-- BEGIN Information provided --

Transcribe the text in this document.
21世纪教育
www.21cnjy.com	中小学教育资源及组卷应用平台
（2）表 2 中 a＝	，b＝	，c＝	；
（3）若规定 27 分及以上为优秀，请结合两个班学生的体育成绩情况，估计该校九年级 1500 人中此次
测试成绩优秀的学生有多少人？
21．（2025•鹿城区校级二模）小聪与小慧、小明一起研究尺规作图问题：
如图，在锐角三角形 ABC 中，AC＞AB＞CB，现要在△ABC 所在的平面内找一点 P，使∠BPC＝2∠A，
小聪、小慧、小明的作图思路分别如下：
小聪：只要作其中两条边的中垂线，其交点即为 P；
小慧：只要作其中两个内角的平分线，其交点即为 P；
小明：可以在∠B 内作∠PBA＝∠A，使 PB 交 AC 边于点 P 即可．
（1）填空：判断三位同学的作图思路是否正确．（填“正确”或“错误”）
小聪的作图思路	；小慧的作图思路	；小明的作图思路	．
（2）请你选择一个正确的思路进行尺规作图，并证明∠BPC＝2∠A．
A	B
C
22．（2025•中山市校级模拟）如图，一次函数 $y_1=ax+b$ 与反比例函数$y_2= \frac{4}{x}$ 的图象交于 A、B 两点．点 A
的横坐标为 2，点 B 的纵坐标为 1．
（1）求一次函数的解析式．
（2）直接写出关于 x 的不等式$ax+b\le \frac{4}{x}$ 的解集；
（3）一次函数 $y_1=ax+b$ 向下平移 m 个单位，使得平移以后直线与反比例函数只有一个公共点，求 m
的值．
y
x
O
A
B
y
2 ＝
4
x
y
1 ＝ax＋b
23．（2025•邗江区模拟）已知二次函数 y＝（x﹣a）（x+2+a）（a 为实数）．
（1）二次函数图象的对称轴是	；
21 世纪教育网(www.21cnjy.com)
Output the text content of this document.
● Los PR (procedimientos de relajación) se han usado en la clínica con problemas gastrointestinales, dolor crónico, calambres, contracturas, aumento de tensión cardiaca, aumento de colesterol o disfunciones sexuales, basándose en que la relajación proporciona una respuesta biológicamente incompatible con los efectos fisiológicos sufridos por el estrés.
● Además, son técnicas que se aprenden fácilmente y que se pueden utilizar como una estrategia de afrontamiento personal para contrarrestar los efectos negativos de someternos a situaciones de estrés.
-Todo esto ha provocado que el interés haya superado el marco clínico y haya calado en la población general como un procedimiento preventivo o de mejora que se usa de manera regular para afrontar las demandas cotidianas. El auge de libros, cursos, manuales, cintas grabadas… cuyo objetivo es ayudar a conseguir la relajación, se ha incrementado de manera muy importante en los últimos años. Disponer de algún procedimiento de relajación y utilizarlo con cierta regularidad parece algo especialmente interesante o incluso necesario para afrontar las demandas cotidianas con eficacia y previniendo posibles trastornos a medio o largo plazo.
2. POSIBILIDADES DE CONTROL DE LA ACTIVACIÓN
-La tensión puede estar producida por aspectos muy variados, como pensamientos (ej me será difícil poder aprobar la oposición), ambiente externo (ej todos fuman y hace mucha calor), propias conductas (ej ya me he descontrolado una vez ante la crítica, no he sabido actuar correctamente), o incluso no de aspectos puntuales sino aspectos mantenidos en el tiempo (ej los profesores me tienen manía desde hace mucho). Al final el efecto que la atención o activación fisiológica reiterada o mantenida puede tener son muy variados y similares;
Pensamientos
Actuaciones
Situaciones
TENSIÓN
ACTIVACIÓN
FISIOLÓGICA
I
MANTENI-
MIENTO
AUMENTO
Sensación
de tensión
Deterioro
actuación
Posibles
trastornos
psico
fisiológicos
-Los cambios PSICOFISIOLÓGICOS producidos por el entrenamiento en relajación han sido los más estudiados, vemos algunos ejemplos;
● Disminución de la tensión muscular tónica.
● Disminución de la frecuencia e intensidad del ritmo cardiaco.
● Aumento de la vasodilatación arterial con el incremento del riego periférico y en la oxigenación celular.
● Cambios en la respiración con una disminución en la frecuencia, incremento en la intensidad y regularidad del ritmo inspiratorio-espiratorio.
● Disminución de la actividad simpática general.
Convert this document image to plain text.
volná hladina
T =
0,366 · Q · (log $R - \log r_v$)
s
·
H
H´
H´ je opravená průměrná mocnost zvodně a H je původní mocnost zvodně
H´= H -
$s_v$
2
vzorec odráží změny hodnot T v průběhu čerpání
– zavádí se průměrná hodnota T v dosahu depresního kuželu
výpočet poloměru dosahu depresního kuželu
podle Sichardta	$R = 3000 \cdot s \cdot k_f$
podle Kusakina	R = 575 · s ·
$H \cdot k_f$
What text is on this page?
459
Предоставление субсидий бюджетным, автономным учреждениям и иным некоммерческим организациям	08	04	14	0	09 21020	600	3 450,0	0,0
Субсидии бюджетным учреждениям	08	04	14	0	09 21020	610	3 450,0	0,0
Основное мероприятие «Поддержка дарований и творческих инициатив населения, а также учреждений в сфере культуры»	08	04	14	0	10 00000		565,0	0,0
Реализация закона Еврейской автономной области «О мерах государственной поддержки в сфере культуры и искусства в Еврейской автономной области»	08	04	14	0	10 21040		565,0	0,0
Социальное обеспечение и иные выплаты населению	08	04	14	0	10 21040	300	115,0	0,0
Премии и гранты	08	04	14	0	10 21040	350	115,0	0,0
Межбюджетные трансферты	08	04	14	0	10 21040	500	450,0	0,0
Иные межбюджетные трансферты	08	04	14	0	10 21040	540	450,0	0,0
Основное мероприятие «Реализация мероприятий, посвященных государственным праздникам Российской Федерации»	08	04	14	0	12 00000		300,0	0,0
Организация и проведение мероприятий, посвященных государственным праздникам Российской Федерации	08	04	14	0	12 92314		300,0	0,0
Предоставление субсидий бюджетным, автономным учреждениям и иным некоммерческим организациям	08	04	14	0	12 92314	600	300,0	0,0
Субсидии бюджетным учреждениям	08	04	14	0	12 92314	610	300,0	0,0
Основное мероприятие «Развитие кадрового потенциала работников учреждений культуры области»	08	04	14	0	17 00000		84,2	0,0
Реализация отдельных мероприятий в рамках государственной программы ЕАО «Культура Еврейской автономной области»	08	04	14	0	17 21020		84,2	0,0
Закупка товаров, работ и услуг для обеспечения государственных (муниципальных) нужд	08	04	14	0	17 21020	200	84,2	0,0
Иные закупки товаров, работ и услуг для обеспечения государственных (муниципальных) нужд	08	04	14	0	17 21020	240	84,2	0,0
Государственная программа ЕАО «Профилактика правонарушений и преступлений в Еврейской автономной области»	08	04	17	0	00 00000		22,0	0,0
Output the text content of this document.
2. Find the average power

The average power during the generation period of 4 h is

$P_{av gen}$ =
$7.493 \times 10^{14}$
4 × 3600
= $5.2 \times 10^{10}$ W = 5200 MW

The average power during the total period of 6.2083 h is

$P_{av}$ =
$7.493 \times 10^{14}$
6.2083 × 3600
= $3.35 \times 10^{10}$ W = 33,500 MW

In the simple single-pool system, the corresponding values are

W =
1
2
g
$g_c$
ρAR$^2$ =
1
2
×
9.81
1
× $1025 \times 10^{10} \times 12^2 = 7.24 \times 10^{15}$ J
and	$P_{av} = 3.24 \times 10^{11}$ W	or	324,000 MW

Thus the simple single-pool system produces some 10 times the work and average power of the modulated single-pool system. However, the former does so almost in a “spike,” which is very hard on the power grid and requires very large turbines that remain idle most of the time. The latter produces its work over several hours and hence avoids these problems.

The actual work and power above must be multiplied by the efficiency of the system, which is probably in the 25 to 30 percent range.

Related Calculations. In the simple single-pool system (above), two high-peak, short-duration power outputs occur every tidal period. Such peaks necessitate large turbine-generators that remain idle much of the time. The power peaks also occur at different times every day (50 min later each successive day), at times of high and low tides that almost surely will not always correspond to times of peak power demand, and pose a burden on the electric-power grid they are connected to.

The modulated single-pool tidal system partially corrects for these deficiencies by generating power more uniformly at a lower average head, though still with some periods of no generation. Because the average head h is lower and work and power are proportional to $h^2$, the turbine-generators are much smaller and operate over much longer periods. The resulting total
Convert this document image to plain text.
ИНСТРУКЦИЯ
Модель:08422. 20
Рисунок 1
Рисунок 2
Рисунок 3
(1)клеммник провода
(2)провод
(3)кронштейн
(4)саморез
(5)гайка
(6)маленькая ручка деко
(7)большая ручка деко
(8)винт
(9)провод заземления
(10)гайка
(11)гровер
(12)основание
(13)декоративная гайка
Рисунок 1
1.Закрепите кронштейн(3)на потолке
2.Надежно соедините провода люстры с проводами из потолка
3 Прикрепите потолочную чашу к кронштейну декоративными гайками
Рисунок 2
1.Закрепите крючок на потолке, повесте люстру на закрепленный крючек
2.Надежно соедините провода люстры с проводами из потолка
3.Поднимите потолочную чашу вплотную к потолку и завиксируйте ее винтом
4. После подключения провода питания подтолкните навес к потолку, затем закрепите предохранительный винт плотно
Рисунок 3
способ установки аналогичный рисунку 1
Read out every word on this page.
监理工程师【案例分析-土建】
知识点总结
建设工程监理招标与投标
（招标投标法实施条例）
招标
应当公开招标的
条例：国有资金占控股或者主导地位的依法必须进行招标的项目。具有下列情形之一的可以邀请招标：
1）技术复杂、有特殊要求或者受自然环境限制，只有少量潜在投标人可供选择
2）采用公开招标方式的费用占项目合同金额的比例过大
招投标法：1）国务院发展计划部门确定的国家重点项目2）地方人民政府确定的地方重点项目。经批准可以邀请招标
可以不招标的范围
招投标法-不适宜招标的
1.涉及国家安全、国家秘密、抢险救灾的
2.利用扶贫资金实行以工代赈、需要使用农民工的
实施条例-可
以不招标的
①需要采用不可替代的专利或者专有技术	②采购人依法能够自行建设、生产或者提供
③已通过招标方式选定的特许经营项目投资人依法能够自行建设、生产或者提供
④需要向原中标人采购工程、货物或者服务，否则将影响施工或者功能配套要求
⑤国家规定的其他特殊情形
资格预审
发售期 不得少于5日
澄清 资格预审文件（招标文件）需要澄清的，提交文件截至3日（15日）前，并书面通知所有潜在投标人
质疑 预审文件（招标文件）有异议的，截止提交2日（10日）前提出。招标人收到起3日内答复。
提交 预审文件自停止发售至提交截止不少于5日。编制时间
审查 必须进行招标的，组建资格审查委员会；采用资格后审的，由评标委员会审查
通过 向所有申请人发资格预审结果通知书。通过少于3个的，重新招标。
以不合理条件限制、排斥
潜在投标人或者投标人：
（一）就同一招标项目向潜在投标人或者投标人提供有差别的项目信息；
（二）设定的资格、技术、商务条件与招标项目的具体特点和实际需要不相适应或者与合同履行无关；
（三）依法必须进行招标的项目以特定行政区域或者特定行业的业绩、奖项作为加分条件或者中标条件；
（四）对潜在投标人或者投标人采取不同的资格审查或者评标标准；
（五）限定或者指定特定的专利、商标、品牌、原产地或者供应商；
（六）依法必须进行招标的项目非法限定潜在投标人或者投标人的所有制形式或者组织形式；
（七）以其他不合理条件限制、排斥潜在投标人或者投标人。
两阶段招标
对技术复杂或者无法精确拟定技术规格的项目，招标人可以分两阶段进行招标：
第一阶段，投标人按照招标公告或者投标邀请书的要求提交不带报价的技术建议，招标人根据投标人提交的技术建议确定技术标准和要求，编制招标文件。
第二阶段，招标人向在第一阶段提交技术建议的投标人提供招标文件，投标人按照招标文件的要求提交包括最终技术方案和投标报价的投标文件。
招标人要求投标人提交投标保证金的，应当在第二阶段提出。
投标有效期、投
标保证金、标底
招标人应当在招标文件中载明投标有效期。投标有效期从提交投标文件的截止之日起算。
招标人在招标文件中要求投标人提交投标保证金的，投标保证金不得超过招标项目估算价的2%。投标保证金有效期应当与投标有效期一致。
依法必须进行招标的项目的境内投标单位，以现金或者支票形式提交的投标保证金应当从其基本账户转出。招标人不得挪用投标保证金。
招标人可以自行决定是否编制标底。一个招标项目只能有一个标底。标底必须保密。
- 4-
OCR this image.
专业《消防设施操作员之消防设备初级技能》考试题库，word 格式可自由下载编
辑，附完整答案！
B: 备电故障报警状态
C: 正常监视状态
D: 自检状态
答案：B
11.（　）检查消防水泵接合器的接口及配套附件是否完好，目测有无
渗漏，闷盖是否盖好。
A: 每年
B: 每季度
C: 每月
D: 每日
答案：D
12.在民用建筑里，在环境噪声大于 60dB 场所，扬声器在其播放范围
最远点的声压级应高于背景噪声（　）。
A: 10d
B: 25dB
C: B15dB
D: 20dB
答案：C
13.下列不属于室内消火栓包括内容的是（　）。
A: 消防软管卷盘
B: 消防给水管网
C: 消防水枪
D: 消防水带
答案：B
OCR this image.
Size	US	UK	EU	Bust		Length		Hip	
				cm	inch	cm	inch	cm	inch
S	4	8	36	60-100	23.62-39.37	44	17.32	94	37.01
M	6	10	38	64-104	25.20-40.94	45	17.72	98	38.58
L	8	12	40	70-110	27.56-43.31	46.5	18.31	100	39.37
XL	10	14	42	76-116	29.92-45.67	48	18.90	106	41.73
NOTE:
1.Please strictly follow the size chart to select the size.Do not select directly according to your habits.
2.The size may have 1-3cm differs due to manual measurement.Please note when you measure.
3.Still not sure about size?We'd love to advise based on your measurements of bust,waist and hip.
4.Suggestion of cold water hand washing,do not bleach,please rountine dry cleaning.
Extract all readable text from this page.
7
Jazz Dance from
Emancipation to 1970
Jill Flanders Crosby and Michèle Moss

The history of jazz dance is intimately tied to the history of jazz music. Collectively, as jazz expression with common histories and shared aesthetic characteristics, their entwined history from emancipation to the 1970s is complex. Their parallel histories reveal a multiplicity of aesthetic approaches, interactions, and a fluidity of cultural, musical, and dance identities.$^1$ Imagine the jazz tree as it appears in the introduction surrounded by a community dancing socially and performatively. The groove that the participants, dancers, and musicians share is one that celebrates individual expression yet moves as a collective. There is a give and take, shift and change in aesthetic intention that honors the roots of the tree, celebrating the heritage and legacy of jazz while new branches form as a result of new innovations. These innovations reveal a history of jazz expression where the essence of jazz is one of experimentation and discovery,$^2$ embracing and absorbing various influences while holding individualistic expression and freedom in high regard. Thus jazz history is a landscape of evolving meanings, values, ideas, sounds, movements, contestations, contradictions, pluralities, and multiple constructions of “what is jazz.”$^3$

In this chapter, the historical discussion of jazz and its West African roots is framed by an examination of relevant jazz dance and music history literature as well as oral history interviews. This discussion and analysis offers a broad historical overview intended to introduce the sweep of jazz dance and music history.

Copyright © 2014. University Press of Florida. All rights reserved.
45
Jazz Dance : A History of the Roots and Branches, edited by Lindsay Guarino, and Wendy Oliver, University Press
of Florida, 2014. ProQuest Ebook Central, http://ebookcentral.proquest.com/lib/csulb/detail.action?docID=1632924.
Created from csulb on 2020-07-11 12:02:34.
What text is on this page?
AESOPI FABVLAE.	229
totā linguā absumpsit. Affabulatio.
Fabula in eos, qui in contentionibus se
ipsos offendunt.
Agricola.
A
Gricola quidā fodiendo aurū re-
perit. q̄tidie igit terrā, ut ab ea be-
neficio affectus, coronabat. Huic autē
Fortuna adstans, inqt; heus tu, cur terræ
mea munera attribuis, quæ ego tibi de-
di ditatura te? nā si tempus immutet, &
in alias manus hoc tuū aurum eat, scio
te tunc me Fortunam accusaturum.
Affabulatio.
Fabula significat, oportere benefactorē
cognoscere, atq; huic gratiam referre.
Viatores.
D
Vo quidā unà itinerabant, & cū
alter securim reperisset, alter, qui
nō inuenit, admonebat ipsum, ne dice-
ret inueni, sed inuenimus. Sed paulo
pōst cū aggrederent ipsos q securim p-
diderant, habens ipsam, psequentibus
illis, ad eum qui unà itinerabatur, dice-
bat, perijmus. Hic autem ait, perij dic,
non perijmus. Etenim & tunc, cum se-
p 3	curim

-- END Information provided --

### Task
What is the number of lines above that hold the string "cdot"? Answer with that number alone.

### Expected answer
2